● RECORDS PROVIDED:

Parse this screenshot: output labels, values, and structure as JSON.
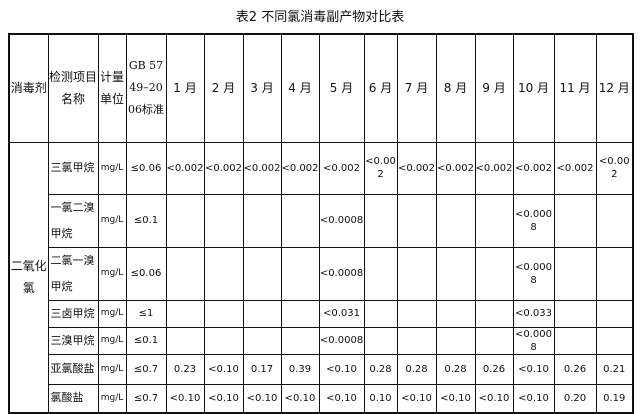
{
  "title": "表2 不同氯消毒副产物对比表",
  "headers": [
    "消毒剂",
    "检测项目名称",
    "计量单位",
    "GB 5749–2006标准",
    "1 月",
    "2 月",
    "3 月",
    "4 月",
    "5 月",
    "6 月",
    "7 月",
    "8 月",
    "9 月",
    "10 月",
    "11 月",
    "12 月"
  ],
  "disinfectant": "二氧化氯",
  "rows": [
    {
      "name": "三氯甲烷",
      "unit": "mg/L",
      "std": "≤0.06",
      "values": [
        "<0.002",
        "<0.002",
        "<0.002",
        "<0.002",
        "<0.002",
        "<0.002",
        "<0.002",
        "<0.002",
        "<0.002",
        "<0.002",
        "<0.002",
        "<0.002"
      ]
    },
    {
      "name": "一氯二溴甲烷",
      "unit": "mg/L",
      "std": "≤0.1",
      "values": [
        "",
        "",
        "",
        "",
        "<0.0008",
        "",
        "",
        "",
        "",
        "<0.0008",
        "",
        ""
      ]
    },
    {
      "name": "二氯一溴甲烷",
      "unit": "mg/L",
      "std": "≤0.06",
      "values": [
        "",
        "",
        "",
        "",
        "<0.0008",
        "",
        "",
        "",
        "",
        "<0.0008",
        "",
        ""
      ]
    },
    {
      "name": "三卤甲烷",
      "unit": "mg/L",
      "std": "≤1",
      "values": [
        "",
        "",
        "",
        "",
        "<0.031",
        "",
        "",
        "",
        "",
        "<0.033",
        "",
        ""
      ]
    },
    {
      "name": "三溴甲烷",
      "unit": "mg/L",
      "std": "≤0.1",
      "values": [
        "",
        "",
        "",
        "",
        "<0.0008",
        "",
        "",
        "",
        "",
        "<0.0008",
        "",
        ""
      ]
    },
    {
      "name": "亚氯酸盐",
      "unit": "mg/L",
      "std": "≤0.7",
      "values": [
        "0.23",
        "<0.10",
        "0.17",
        "0.39",
        "<0.10",
        "0.28",
        "0.28",
        "0.28",
        "0.26",
        "<0.10",
        "0.26",
        "0.21"
      ]
    },
    {
      "name": "氯酸盐",
      "unit": "mg/L",
      "std": "≤0.7",
      "values": [
        "<0.10",
        "<0.10",
        "<0.10",
        "<0.10",
        "<0.10",
        "0.10",
        "<0.10",
        "<0.10",
        "<0.10",
        "<0.10",
        "0.20",
        "0.19"
      ]
    }
  ]
}
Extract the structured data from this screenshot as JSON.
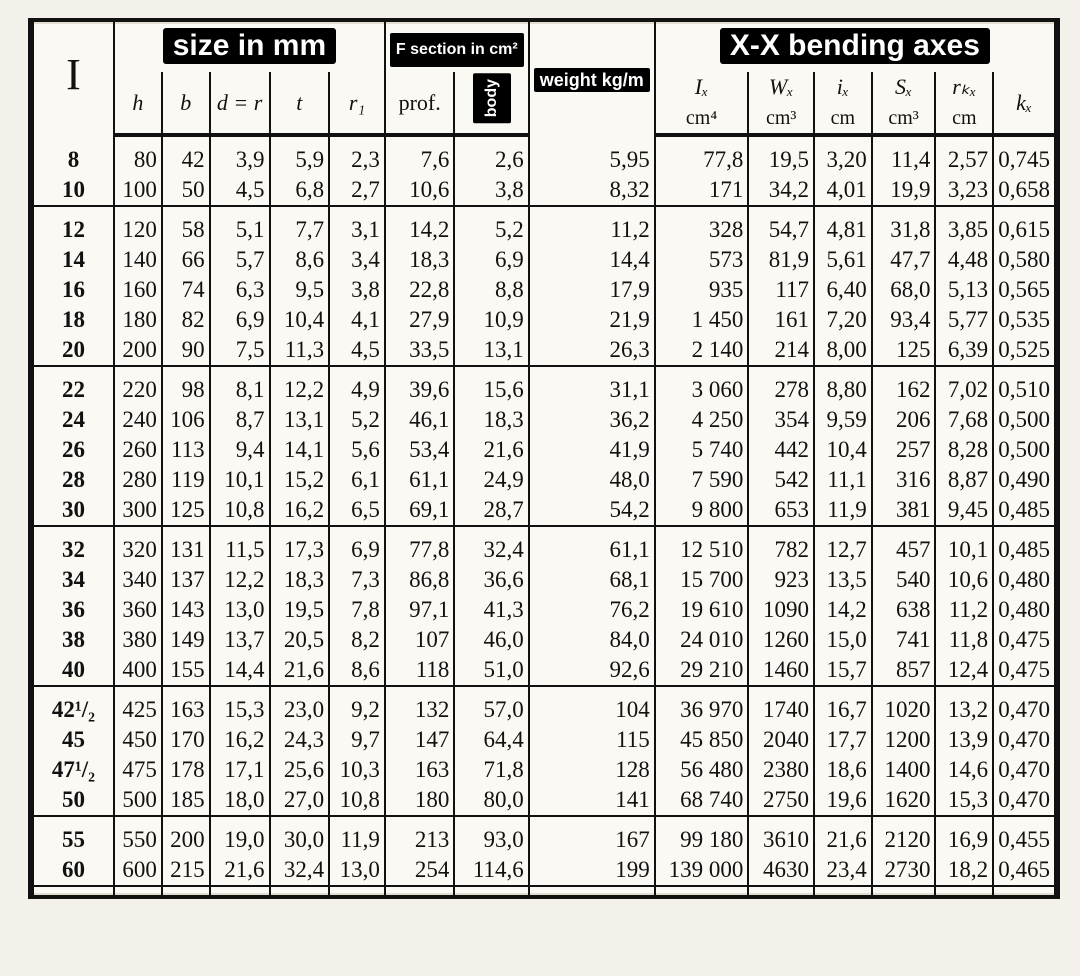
{
  "headers": {
    "I": "I",
    "size_label": "size in mm",
    "F_label": "F section in cm²",
    "weight_label": "weight kg/m",
    "body_label": "body",
    "X_label": "X-X bending axes",
    "h": "h",
    "b": "b",
    "d": "d = r",
    "t": "t",
    "r1": "r₁",
    "prof": "prof.",
    "Ix": "Iₓ",
    "Ix_u": "cm⁴",
    "Wx": "Wₓ",
    "Wx_u": "cm³",
    "ix": "iₓ",
    "ix_u": "cm",
    "Sx": "Sₓ",
    "Sx_u": "cm³",
    "rk": "rₖₓ",
    "rk_u": "cm",
    "kx": "kₓ"
  },
  "groups": [
    [
      [
        "8",
        "80",
        "42",
        "3,9",
        "5,9",
        "2,3",
        "7,6",
        "2,6",
        "5,95",
        "77,8",
        "19,5",
        "3,20",
        "11,4",
        "2,57",
        "0,745"
      ],
      [
        "10",
        "100",
        "50",
        "4,5",
        "6,8",
        "2,7",
        "10,6",
        "3,8",
        "8,32",
        "171",
        "34,2",
        "4,01",
        "19,9",
        "3,23",
        "0,658"
      ]
    ],
    [
      [
        "12",
        "120",
        "58",
        "5,1",
        "7,7",
        "3,1",
        "14,2",
        "5,2",
        "11,2",
        "328",
        "54,7",
        "4,81",
        "31,8",
        "3,85",
        "0,615"
      ],
      [
        "14",
        "140",
        "66",
        "5,7",
        "8,6",
        "3,4",
        "18,3",
        "6,9",
        "14,4",
        "573",
        "81,9",
        "5,61",
        "47,7",
        "4,48",
        "0,580"
      ],
      [
        "16",
        "160",
        "74",
        "6,3",
        "9,5",
        "3,8",
        "22,8",
        "8,8",
        "17,9",
        "935",
        "117",
        "6,40",
        "68,0",
        "5,13",
        "0,565"
      ],
      [
        "18",
        "180",
        "82",
        "6,9",
        "10,4",
        "4,1",
        "27,9",
        "10,9",
        "21,9",
        "1 450",
        "161",
        "7,20",
        "93,4",
        "5,77",
        "0,535"
      ],
      [
        "20",
        "200",
        "90",
        "7,5",
        "11,3",
        "4,5",
        "33,5",
        "13,1",
        "26,3",
        "2 140",
        "214",
        "8,00",
        "125",
        "6,39",
        "0,525"
      ]
    ],
    [
      [
        "22",
        "220",
        "98",
        "8,1",
        "12,2",
        "4,9",
        "39,6",
        "15,6",
        "31,1",
        "3 060",
        "278",
        "8,80",
        "162",
        "7,02",
        "0,510"
      ],
      [
        "24",
        "240",
        "106",
        "8,7",
        "13,1",
        "5,2",
        "46,1",
        "18,3",
        "36,2",
        "4 250",
        "354",
        "9,59",
        "206",
        "7,68",
        "0,500"
      ],
      [
        "26",
        "260",
        "113",
        "9,4",
        "14,1",
        "5,6",
        "53,4",
        "21,6",
        "41,9",
        "5 740",
        "442",
        "10,4",
        "257",
        "8,28",
        "0,500"
      ],
      [
        "28",
        "280",
        "119",
        "10,1",
        "15,2",
        "6,1",
        "61,1",
        "24,9",
        "48,0",
        "7 590",
        "542",
        "11,1",
        "316",
        "8,87",
        "0,490"
      ],
      [
        "30",
        "300",
        "125",
        "10,8",
        "16,2",
        "6,5",
        "69,1",
        "28,7",
        "54,2",
        "9 800",
        "653",
        "11,9",
        "381",
        "9,45",
        "0,485"
      ]
    ],
    [
      [
        "32",
        "320",
        "131",
        "11,5",
        "17,3",
        "6,9",
        "77,8",
        "32,4",
        "61,1",
        "12 510",
        "782",
        "12,7",
        "457",
        "10,1",
        "0,485"
      ],
      [
        "34",
        "340",
        "137",
        "12,2",
        "18,3",
        "7,3",
        "86,8",
        "36,6",
        "68,1",
        "15 700",
        "923",
        "13,5",
        "540",
        "10,6",
        "0,480"
      ],
      [
        "36",
        "360",
        "143",
        "13,0",
        "19,5",
        "7,8",
        "97,1",
        "41,3",
        "76,2",
        "19 610",
        "1090",
        "14,2",
        "638",
        "11,2",
        "0,480"
      ],
      [
        "38",
        "380",
        "149",
        "13,7",
        "20,5",
        "8,2",
        "107",
        "46,0",
        "84,0",
        "24 010",
        "1260",
        "15,0",
        "741",
        "11,8",
        "0,475"
      ],
      [
        "40",
        "400",
        "155",
        "14,4",
        "21,6",
        "8,6",
        "118",
        "51,0",
        "92,6",
        "29 210",
        "1460",
        "15,7",
        "857",
        "12,4",
        "0,475"
      ]
    ],
    [
      [
        "42¹/₂",
        "425",
        "163",
        "15,3",
        "23,0",
        "9,2",
        "132",
        "57,0",
        "104",
        "36 970",
        "1740",
        "16,7",
        "1020",
        "13,2",
        "0,470"
      ],
      [
        "45",
        "450",
        "170",
        "16,2",
        "24,3",
        "9,7",
        "147",
        "64,4",
        "115",
        "45 850",
        "2040",
        "17,7",
        "1200",
        "13,9",
        "0,470"
      ],
      [
        "47¹/₂",
        "475",
        "178",
        "17,1",
        "25,6",
        "10,3",
        "163",
        "71,8",
        "128",
        "56 480",
        "2380",
        "18,6",
        "1400",
        "14,6",
        "0,470"
      ],
      [
        "50",
        "500",
        "185",
        "18,0",
        "27,0",
        "10,8",
        "180",
        "80,0",
        "141",
        "68 740",
        "2750",
        "19,6",
        "1620",
        "15,3",
        "0,470"
      ]
    ],
    [
      [
        "55",
        "550",
        "200",
        "19,0",
        "30,0",
        "11,9",
        "213",
        "93,0",
        "167",
        "99 180",
        "3610",
        "21,6",
        "2120",
        "16,9",
        "0,455"
      ],
      [
        "60",
        "600",
        "215",
        "21,6",
        "32,4",
        "13,0",
        "254",
        "114,6",
        "199",
        "139 000",
        "4630",
        "23,4",
        "2730",
        "18,2",
        "0,465"
      ]
    ]
  ]
}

● TASK TO CARRY OUT:
Find the lines containing "name" and list every one of them.

● FINAL ANSWER:
      "name": "三氯甲烷",
      "name": "一氯二溴甲烷",
      "name": "二氯一溴甲烷",
      "name": "三卤甲烷",
      "name": "三溴甲烷",
      "name": "亚氯酸盐",
      "name": "氯酸盐",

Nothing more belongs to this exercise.